>>>

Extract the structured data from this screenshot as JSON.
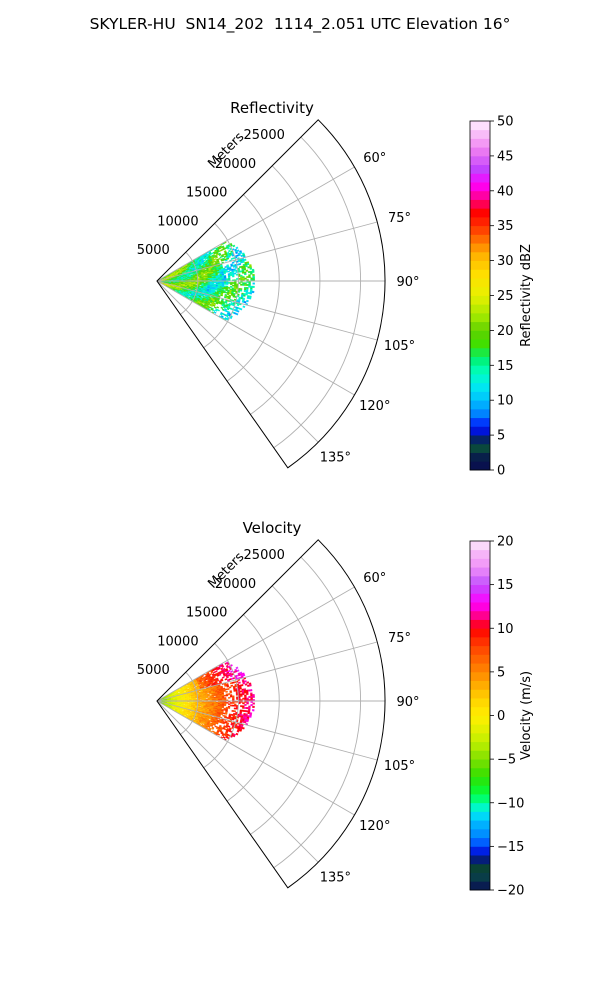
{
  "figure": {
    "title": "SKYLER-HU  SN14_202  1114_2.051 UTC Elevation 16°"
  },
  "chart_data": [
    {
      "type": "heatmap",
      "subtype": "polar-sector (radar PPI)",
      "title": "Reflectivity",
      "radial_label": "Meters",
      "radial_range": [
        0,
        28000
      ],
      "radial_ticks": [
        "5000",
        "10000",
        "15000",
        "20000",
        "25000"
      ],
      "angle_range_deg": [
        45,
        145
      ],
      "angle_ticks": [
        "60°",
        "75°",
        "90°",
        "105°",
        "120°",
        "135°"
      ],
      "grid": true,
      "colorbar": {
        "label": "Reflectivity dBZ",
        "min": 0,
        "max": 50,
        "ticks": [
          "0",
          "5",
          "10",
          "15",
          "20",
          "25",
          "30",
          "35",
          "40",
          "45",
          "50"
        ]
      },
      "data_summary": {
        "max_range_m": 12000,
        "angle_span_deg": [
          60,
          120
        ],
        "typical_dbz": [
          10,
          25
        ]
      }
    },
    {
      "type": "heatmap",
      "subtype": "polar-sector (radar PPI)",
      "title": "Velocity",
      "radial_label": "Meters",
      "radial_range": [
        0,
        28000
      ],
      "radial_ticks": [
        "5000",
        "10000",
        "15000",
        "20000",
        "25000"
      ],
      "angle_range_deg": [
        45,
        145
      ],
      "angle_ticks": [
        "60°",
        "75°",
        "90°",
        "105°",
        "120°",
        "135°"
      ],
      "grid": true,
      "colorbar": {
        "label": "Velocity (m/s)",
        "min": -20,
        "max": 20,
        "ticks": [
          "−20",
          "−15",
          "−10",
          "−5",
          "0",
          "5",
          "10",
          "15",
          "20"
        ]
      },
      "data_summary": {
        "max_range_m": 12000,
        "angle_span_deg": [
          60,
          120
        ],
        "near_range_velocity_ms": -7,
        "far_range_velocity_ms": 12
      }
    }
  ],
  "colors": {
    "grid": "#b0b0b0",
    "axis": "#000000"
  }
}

<<<

[Exercise details] Repeat the lines above exactly, and keep every picture out.

[Exercise result]
Extract the structured data from this screenshot as JSON.
{
  "figure": {
    "title": "SKYLER-HU  SN14_202  1114_2.051 UTC Elevation 16°"
  },
  "chart_data": [
    {
      "type": "heatmap",
      "subtype": "polar-sector (radar PPI)",
      "title": "Reflectivity",
      "radial_label": "Meters",
      "radial_range": [
        0,
        28000
      ],
      "radial_ticks": [
        "5000",
        "10000",
        "15000",
        "20000",
        "25000"
      ],
      "angle_range_deg": [
        45,
        145
      ],
      "angle_ticks": [
        "60°",
        "75°",
        "90°",
        "105°",
        "120°",
        "135°"
      ],
      "grid": true,
      "colorbar": {
        "label": "Reflectivity dBZ",
        "min": 0,
        "max": 50,
        "ticks": [
          "0",
          "5",
          "10",
          "15",
          "20",
          "25",
          "30",
          "35",
          "40",
          "45",
          "50"
        ]
      },
      "data_summary": {
        "max_range_m": 12000,
        "angle_span_deg": [
          60,
          120
        ],
        "typical_dbz": [
          10,
          25
        ]
      }
    },
    {
      "type": "heatmap",
      "subtype": "polar-sector (radar PPI)",
      "title": "Velocity",
      "radial_label": "Meters",
      "radial_range": [
        0,
        28000
      ],
      "radial_ticks": [
        "5000",
        "10000",
        "15000",
        "20000",
        "25000"
      ],
      "angle_range_deg": [
        45,
        145
      ],
      "angle_ticks": [
        "60°",
        "75°",
        "90°",
        "105°",
        "120°",
        "135°"
      ],
      "grid": true,
      "colorbar": {
        "label": "Velocity (m/s)",
        "min": -20,
        "max": 20,
        "ticks": [
          "−20",
          "−15",
          "−10",
          "−5",
          "0",
          "5",
          "10",
          "15",
          "20"
        ]
      },
      "data_summary": {
        "max_range_m": 12000,
        "angle_span_deg": [
          60,
          120
        ],
        "near_range_velocity_ms": -7,
        "far_range_velocity_ms": 12
      }
    }
  ],
  "colors": {
    "grid": "#b0b0b0",
    "axis": "#000000"
  }
}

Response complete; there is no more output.